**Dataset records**
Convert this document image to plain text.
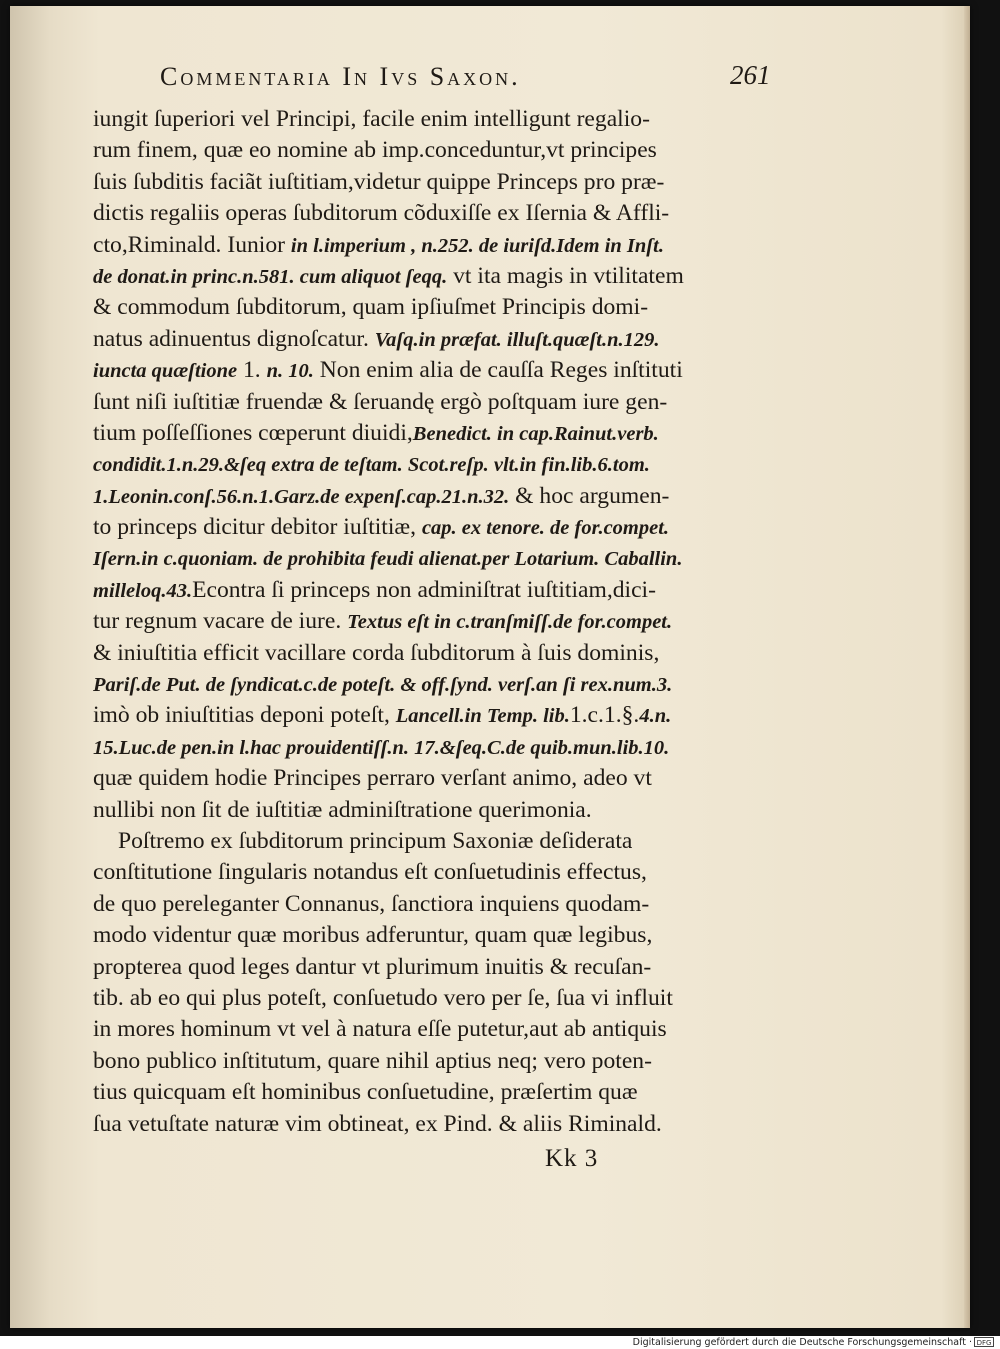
Commentaria In Ivs Saxon.	261
iungit ſuperiori vel Principi, facile enim intelligunt regalio-
rum finem, quæ eo nomine ab imp.conceduntur,vt principes
ſuis ſubditis faciãt iuſtitiam,videtur quippe Princeps pro præ-
dictis regaliis operas ſubditorum cõduxiſſe ex Iſernia & Affli-
cto,Riminald. Iunior in l.imperium , n.252. de iuriſd.Idem in Inſt.
de donat.in princ.n.581. cum aliquot ſeqq. vt ita magis in vtilitatem
& commodum ſubditorum, quam ipſiuſmet Principis domi-
natus adinuentus dignoſcatur. Vaſq.in præfat. illuſt.quæſt.n.129.
iuncta quæſtione 1. n. 10. Non enim alia de cauſſa Reges inſtituti
ſunt niſi iuſtitiæ fruendæ & ſeruandę ergò poſtquam iure gen-
tium poſſeſſiones cœperunt diuidi,Benedict. in cap.Rainut.verb.
condidit.1.n.29.&ſeq extra de teſtam. Scot.reſp. vlt.in fin.lib.6.tom.
1.Leonin.conſ.56.n.1.Garz.de expenſ.cap.21.n.32. & hoc argumen-
to princeps dicitur debitor iuſtitiæ, cap. ex tenore. de for.compet.
Iſern.in c.quoniam. de prohibita feudi alienat.per Lotarium. Caballin.
milleloq.43.Econtra ſi princeps non adminiſtrat iuſtitiam,dici-
tur regnum vacare de iure. Textus eſt in c.tranſmiſſ.de for.compet.
& iniuſtitia efficit vacillare corda ſubditorum à ſuis dominis,
Pariſ.de Put. de ſyndicat.c.de poteſt. & off.ſynd. verſ.an ſi rex.num.3.
imò ob iniuſtitias deponi poteſt, Lancell.in Temp. lib.1.c.1.§.4.n.
15.Luc.de pen.in l.hac prouidentiſſ.n. 17.&ſeq.C.de quib.mun.lib.10.
quæ quidem hodie Principes perraro verſant animo, adeo vt
nullibi non ſit de iuſtitiæ adminiſtratione querimonia.
Poſtremo ex ſubditorum principum Saxoniæ deſiderata
conſtitutione ſingularis notandus eſt conſuetudinis effectus,
de quo pereleganter Connanus, ſanctiora inquiens quodam-
modo videntur quæ moribus adferuntur, quam quæ legibus,
propterea quod leges dantur vt plurimum inuitis & recuſan-
tib. ab eo qui plus poteſt, conſuetudo vero per ſe, ſua vi influit
in mores hominum vt vel à natura eſſe putetur,aut ab antiquis
bono publico inſtitutum, quare nihil aptius neq; vero poten-
tius quicquam eſt hominibus conſuetudine, præſertim quæ
ſua vetuſtate naturæ vim obtineat, ex Pind. & aliis Riminald.
Kk 3
Digitalisierung gefördert durch die Deutsche Forschungsgemeinschaft · DFG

**Problem statement**
Transcribe the whole listing exactly. Pictures stay out of your copy.

**Answer in full**
Convert this document image to plain text.
Commentaria In Ivs Saxon.	261
iungit ſuperiori vel Principi, facile enim intelligunt regalio-
rum finem, quæ eo nomine ab imp.conceduntur,vt principes
ſuis ſubditis faciãt iuſtitiam,videtur quippe Princeps pro præ-
dictis regaliis operas ſubditorum cõduxiſſe ex Iſernia & Affli-
cto,Riminald. Iunior in l.imperium , n.252. de iuriſd.Idem in Inſt.
de donat.in princ.n.581. cum aliquot ſeqq. vt ita magis in vtilitatem
& commodum ſubditorum, quam ipſiuſmet Principis domi-
natus adinuentus dignoſcatur. Vaſq.in præfat. illuſt.quæſt.n.129.
iuncta quæſtione 1. n. 10. Non enim alia de cauſſa Reges inſtituti
ſunt niſi iuſtitiæ fruendæ & ſeruandę ergò poſtquam iure gen-
tium poſſeſſiones cœperunt diuidi,Benedict. in cap.Rainut.verb.
condidit.1.n.29.&ſeq extra de teſtam. Scot.reſp. vlt.in fin.lib.6.tom.
1.Leonin.conſ.56.n.1.Garz.de expenſ.cap.21.n.32. & hoc argumen-
to princeps dicitur debitor iuſtitiæ, cap. ex tenore. de for.compet.
Iſern.in c.quoniam. de prohibita feudi alienat.per Lotarium. Caballin.
milleloq.43.Econtra ſi princeps non adminiſtrat iuſtitiam,dici-
tur regnum vacare de iure. Textus eſt in c.tranſmiſſ.de for.compet.
& iniuſtitia efficit vacillare corda ſubditorum à ſuis dominis,
Pariſ.de Put. de ſyndicat.c.de poteſt. & off.ſynd. verſ.an ſi rex.num.3.
imò ob iniuſtitias deponi poteſt, Lancell.in Temp. lib.1.c.1.§.4.n.
15.Luc.de pen.in l.hac prouidentiſſ.n. 17.&ſeq.C.de quib.mun.lib.10.
quæ quidem hodie Principes perraro verſant animo, adeo vt
nullibi non ſit de iuſtitiæ adminiſtratione querimonia.
Poſtremo ex ſubditorum principum Saxoniæ deſiderata
conſtitutione ſingularis notandus eſt conſuetudinis effectus,
de quo pereleganter Connanus, ſanctiora inquiens quodam-
modo videntur quæ moribus adferuntur, quam quæ legibus,
propterea quod leges dantur vt plurimum inuitis & recuſan-
tib. ab eo qui plus poteſt, conſuetudo vero per ſe, ſua vi influit
in mores hominum vt vel à natura eſſe putetur,aut ab antiquis
bono publico inſtitutum, quare nihil aptius neq; vero poten-
tius quicquam eſt hominibus conſuetudine, præſertim quæ
ſua vetuſtate naturæ vim obtineat, ex Pind. & aliis Riminald.
Kk 3
Digitalisierung gefördert durch die Deutsche Forschungsgemeinschaft · DFG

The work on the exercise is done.